* _Given problem_:
Give every line from the entries that contains "判断为失控".

──────── Data for this exercise ────────

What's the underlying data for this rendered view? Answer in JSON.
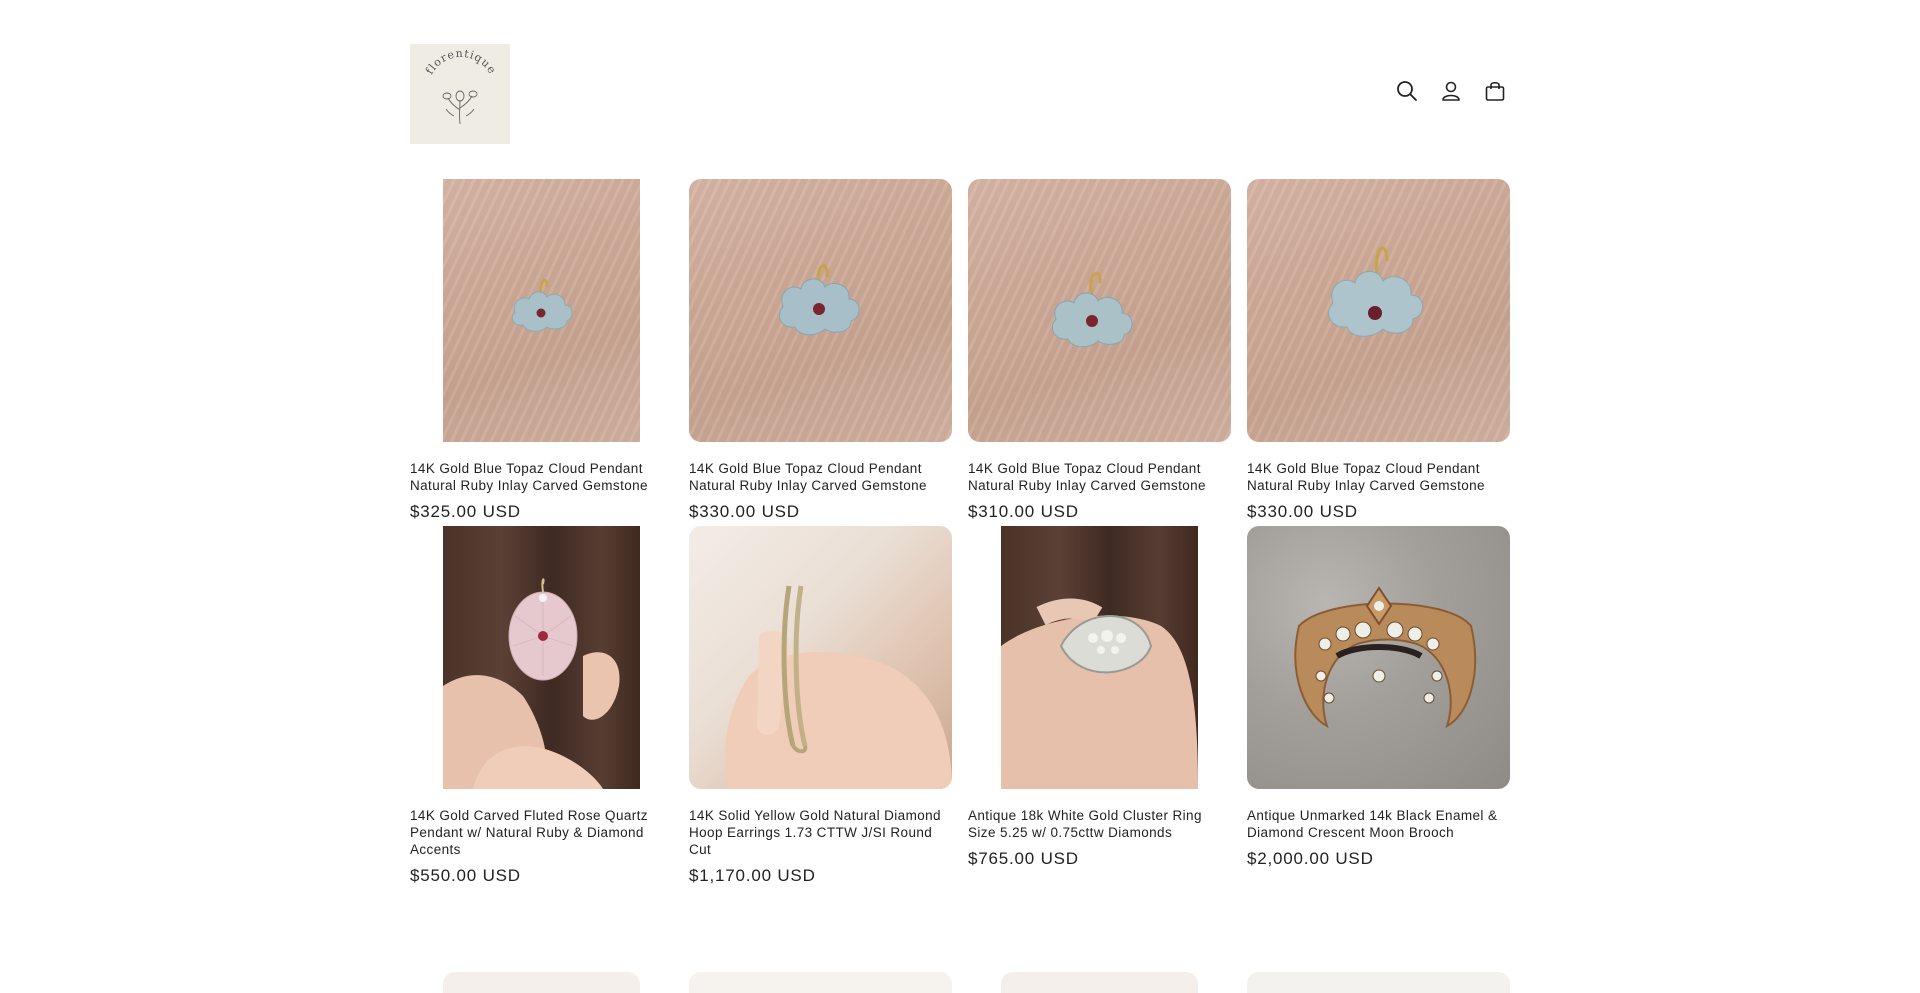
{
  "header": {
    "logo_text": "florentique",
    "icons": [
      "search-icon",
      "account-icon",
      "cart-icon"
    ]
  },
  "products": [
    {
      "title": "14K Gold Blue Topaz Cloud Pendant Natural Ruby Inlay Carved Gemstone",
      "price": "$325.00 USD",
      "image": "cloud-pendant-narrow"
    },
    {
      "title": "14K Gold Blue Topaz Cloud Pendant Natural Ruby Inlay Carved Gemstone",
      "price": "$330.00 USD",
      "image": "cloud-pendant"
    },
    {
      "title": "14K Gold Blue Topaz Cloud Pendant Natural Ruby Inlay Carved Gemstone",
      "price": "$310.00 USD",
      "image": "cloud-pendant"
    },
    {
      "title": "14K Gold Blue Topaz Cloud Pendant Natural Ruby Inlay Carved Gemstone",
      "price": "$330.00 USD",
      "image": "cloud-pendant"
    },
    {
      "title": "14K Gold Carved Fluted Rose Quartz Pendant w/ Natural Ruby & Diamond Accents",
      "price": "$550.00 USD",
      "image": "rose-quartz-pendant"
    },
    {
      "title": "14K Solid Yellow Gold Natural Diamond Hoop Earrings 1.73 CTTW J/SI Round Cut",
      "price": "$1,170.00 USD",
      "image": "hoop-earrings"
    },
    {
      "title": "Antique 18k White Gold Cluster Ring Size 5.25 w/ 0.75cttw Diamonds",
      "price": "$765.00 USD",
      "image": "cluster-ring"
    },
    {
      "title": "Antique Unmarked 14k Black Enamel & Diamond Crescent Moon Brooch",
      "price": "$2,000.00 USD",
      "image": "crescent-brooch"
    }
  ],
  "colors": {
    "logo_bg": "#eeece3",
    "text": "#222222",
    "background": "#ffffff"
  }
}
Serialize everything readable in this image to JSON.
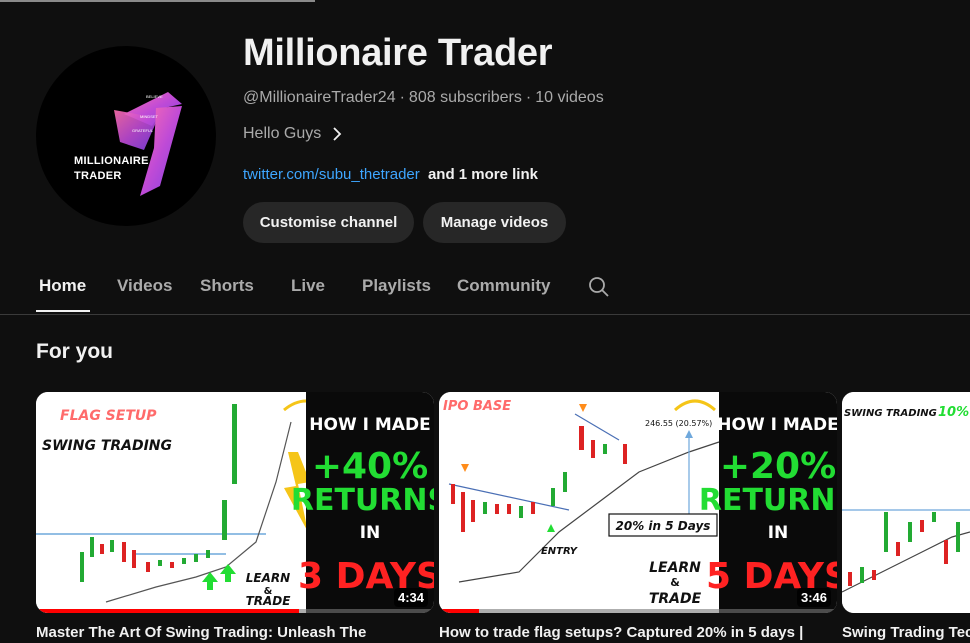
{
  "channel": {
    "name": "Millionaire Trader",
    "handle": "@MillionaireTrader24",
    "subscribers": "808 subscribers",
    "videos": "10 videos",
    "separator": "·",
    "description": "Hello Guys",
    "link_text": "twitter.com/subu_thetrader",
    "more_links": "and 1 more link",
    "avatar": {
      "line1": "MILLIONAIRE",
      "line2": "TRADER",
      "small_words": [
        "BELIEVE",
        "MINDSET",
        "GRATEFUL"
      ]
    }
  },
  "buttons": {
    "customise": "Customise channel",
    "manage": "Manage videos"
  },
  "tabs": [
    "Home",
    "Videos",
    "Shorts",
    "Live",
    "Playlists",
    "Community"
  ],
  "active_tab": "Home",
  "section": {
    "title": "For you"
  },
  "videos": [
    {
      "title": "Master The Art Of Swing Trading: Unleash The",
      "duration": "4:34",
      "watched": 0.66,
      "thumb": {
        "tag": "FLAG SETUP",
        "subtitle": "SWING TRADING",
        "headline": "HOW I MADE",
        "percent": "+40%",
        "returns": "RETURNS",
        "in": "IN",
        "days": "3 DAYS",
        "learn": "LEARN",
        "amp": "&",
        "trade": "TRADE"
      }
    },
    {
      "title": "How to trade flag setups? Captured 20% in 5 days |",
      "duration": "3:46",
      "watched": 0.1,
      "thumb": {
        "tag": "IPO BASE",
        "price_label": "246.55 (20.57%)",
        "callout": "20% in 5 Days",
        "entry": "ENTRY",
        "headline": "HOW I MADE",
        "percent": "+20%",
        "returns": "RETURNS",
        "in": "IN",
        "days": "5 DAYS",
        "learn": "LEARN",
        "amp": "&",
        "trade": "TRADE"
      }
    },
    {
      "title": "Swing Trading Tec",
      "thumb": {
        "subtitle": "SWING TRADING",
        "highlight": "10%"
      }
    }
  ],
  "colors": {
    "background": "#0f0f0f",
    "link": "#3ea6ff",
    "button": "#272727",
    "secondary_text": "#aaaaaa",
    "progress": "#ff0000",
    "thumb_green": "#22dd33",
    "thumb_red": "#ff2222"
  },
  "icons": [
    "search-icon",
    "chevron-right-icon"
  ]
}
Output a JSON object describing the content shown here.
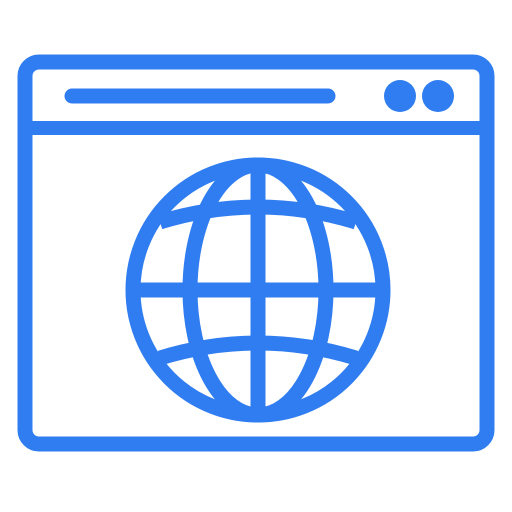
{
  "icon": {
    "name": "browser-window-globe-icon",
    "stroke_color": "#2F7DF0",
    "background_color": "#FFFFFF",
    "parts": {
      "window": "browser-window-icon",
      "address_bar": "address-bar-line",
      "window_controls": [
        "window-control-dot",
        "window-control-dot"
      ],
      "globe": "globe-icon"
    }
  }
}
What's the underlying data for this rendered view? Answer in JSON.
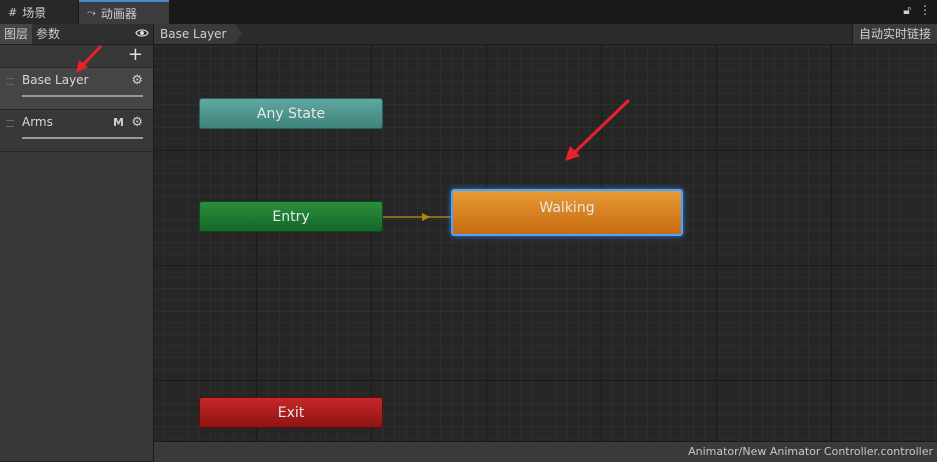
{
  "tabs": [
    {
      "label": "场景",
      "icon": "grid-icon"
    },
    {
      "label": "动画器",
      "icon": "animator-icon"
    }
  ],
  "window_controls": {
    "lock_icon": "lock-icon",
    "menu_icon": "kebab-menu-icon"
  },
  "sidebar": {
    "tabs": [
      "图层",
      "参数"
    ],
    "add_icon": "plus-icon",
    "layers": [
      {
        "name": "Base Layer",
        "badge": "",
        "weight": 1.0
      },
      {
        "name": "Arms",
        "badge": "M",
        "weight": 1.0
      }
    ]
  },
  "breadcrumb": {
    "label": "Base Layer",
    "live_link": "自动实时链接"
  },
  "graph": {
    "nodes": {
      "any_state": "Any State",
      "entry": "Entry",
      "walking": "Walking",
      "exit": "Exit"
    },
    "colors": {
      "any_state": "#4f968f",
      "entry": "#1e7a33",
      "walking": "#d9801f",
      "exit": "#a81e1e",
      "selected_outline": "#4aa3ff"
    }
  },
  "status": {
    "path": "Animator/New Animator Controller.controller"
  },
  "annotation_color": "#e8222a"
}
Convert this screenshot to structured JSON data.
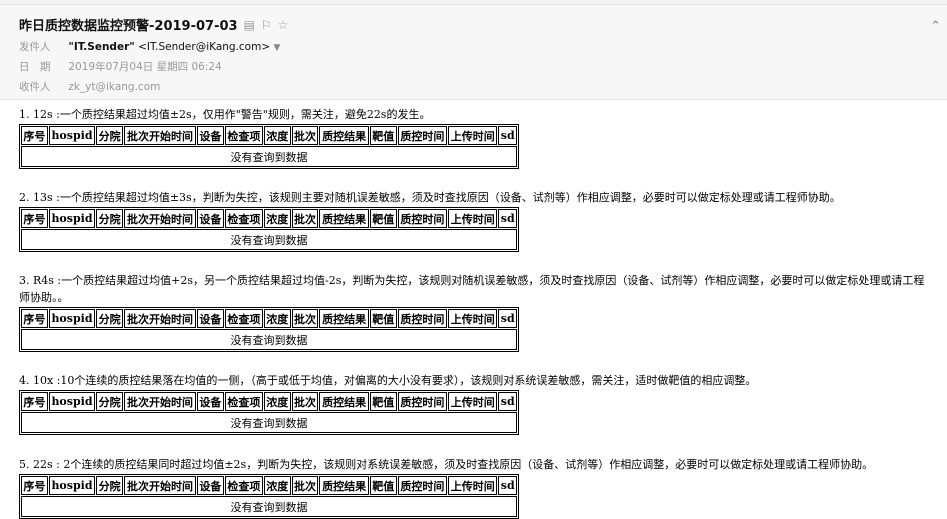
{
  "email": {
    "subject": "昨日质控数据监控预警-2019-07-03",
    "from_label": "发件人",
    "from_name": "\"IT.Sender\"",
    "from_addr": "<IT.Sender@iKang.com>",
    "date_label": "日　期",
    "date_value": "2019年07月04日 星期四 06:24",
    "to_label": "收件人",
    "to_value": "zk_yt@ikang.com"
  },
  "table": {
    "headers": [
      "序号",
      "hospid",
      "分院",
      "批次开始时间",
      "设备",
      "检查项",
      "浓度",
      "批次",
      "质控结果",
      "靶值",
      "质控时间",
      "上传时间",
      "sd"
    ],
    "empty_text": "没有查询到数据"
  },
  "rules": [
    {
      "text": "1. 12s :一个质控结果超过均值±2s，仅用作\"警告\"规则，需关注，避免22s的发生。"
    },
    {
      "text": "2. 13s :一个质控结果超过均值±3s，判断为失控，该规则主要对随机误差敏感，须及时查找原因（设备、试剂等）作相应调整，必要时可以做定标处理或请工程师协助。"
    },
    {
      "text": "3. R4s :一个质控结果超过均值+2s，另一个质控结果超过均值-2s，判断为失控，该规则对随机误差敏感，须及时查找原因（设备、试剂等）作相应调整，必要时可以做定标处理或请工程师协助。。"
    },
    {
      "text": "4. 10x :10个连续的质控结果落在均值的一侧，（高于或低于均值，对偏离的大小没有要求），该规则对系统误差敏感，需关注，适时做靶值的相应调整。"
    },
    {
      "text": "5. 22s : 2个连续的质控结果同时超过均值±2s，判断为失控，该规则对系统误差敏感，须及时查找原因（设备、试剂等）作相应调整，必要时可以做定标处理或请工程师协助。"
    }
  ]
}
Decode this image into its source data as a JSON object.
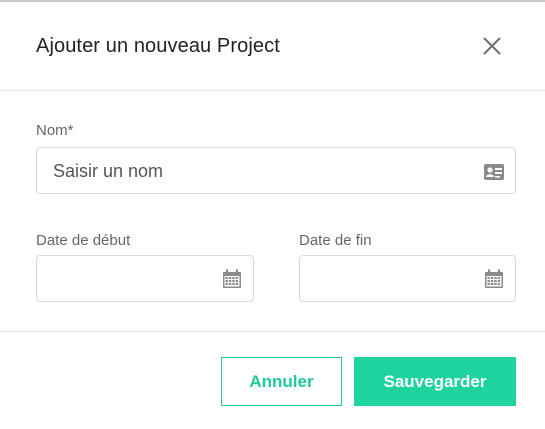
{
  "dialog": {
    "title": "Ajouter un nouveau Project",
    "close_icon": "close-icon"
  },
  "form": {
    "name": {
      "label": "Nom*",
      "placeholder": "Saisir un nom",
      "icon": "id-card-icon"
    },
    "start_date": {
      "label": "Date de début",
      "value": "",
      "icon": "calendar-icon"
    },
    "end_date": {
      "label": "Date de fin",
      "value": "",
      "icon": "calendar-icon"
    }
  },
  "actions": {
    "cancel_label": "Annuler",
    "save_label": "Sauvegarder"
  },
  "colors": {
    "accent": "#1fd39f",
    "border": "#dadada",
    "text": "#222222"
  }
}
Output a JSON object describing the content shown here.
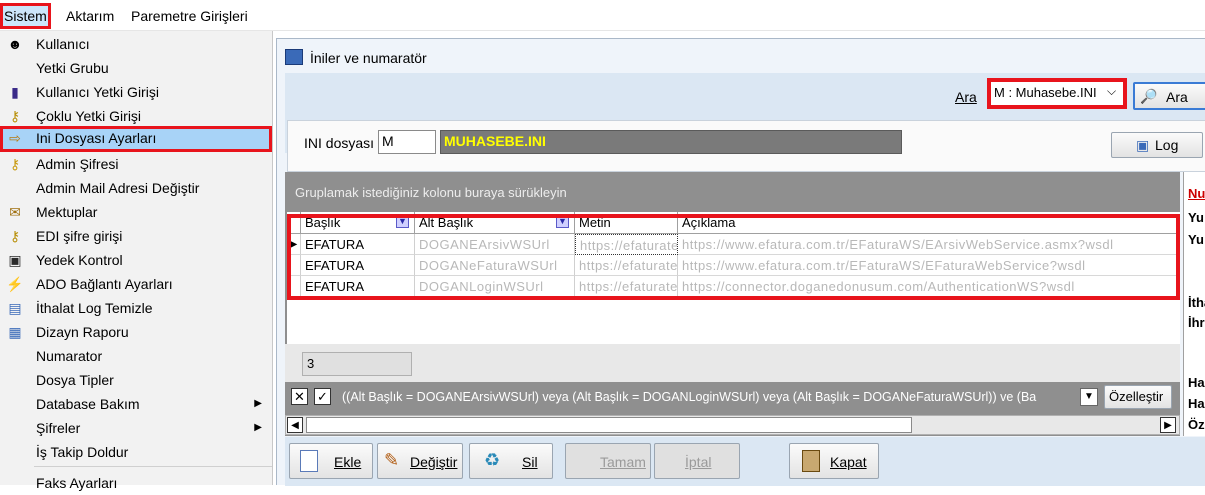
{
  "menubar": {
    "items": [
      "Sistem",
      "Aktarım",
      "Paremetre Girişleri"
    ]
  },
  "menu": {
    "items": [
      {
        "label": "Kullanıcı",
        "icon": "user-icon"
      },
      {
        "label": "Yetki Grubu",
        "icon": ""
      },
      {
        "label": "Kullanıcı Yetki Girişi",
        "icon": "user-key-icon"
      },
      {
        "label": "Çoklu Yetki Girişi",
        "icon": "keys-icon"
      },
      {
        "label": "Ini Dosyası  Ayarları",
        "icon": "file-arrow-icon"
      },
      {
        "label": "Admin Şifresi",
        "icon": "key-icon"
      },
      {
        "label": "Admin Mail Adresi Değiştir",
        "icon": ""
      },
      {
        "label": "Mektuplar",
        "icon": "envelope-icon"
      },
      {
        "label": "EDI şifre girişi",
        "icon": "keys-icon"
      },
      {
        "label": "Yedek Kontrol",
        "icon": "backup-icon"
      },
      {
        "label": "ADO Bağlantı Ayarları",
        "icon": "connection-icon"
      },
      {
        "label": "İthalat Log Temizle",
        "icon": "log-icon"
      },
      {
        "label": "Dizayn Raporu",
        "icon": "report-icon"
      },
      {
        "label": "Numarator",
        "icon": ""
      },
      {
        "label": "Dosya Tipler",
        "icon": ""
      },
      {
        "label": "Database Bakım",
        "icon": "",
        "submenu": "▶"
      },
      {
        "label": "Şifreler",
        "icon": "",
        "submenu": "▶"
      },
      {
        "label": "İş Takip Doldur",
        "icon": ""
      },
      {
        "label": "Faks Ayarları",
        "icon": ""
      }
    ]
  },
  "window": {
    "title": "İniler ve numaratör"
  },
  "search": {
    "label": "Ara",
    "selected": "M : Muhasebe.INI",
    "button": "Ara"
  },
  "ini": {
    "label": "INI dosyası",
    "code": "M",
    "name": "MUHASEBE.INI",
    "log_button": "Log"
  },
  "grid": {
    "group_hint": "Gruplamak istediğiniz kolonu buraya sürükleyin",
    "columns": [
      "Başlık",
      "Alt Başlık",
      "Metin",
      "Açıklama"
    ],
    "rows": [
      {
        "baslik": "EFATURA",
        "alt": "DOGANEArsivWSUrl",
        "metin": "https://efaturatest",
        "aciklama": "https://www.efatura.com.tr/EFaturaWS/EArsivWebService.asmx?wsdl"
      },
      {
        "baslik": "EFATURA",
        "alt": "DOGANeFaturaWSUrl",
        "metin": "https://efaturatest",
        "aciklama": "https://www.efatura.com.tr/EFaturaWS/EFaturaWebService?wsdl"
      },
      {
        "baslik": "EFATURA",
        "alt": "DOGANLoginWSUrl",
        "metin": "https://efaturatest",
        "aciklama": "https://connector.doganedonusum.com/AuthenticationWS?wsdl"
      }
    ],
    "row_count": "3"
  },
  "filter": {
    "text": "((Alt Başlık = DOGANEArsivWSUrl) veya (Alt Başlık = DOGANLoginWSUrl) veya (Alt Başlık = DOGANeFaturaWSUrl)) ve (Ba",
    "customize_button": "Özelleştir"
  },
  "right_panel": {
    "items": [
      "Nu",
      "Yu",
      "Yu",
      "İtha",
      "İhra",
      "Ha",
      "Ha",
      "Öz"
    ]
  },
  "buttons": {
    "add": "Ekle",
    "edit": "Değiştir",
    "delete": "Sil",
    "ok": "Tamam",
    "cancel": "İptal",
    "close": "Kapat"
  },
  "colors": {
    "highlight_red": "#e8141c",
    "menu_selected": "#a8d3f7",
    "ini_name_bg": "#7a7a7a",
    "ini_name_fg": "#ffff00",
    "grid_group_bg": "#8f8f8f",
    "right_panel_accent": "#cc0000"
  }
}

────────

* _Final result_:
      "text": "2. 13s :一个质控结果超过均值±3s，判断为失控，该规则主要对随机误差敏感，须及时查找原因（设备、试剂等）作相应调整，必要时可以做定标处理或请工程师协助。"
      "text": "3. R4s :一个质控结果超过均值+2s，另一个质控结果超过均值-2s，判断为失控，该规则对随机误差敏感，须及时查找原因（设备、试剂等）作相应调整，必要时可以做定标处理或请工程师协助。。"
      "text": "5. 22s : 2个连续的质控结果同时超过均值±2s，判断为失控，该规则对系统误差敏感，须及时查找原因（设备、试剂等）作相应调整，必要时可以做定标处理或请工程师协助。"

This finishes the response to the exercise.